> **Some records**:
========

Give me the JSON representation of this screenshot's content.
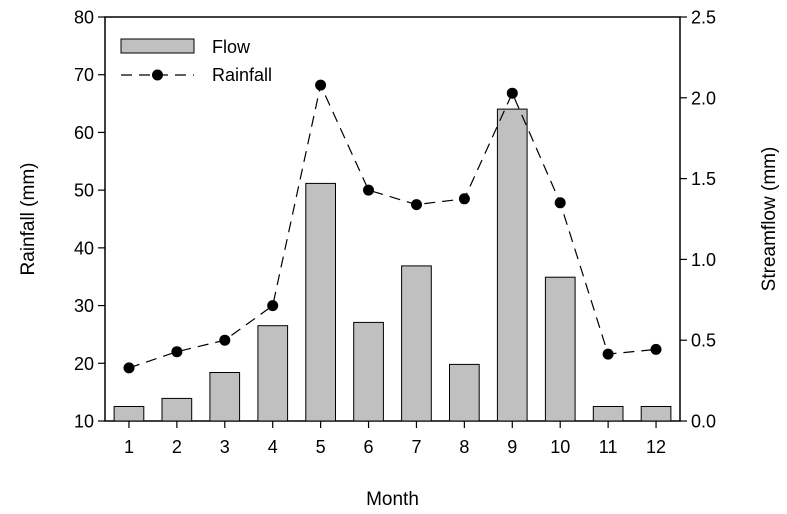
{
  "chart_data": {
    "type": "bar",
    "title": "",
    "xlabel": "Month",
    "ylabel": "Rainfall (mm)",
    "y2label": "Streamflow (mm)",
    "categories": [
      "1",
      "2",
      "3",
      "4",
      "5",
      "6",
      "7",
      "8",
      "9",
      "10",
      "11",
      "12"
    ],
    "ylim": [
      10,
      80
    ],
    "y2lim": [
      0.0,
      2.5
    ],
    "yticks": [
      "10",
      "20",
      "30",
      "40",
      "50",
      "60",
      "70",
      "80"
    ],
    "y2ticks": [
      "0.0",
      "0.5",
      "1.0",
      "1.5",
      "2.0",
      "2.5"
    ],
    "legend_position": "top-left",
    "grid": false,
    "series": [
      {
        "name": "Flow",
        "type": "bar",
        "axis": "right",
        "color": "#c0c0c0",
        "values": [
          0.09,
          0.14,
          0.3,
          0.59,
          1.47,
          0.61,
          0.96,
          0.35,
          1.93,
          0.89,
          0.09,
          0.09
        ]
      },
      {
        "name": "Rainfall",
        "type": "line",
        "axis": "left",
        "style": "dashed",
        "marker": "circle",
        "color": "#000000",
        "values": [
          19.2,
          22.0,
          24.0,
          30.0,
          68.2,
          50.0,
          47.5,
          48.5,
          66.8,
          47.8,
          21.6,
          22.4
        ]
      }
    ]
  }
}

========

Strip out the images, then output the records above word for word.

Give me the JSON representation of this screenshot's content.
{
  "chart_data": {
    "type": "bar",
    "title": "",
    "xlabel": "Month",
    "ylabel": "Rainfall (mm)",
    "y2label": "Streamflow (mm)",
    "categories": [
      "1",
      "2",
      "3",
      "4",
      "5",
      "6",
      "7",
      "8",
      "9",
      "10",
      "11",
      "12"
    ],
    "ylim": [
      10,
      80
    ],
    "y2lim": [
      0.0,
      2.5
    ],
    "yticks": [
      "10",
      "20",
      "30",
      "40",
      "50",
      "60",
      "70",
      "80"
    ],
    "y2ticks": [
      "0.0",
      "0.5",
      "1.0",
      "1.5",
      "2.0",
      "2.5"
    ],
    "legend_position": "top-left",
    "grid": false,
    "series": [
      {
        "name": "Flow",
        "type": "bar",
        "axis": "right",
        "color": "#c0c0c0",
        "values": [
          0.09,
          0.14,
          0.3,
          0.59,
          1.47,
          0.61,
          0.96,
          0.35,
          1.93,
          0.89,
          0.09,
          0.09
        ]
      },
      {
        "name": "Rainfall",
        "type": "line",
        "axis": "left",
        "style": "dashed",
        "marker": "circle",
        "color": "#000000",
        "values": [
          19.2,
          22.0,
          24.0,
          30.0,
          68.2,
          50.0,
          47.5,
          48.5,
          66.8,
          47.8,
          21.6,
          22.4
        ]
      }
    ]
  }
}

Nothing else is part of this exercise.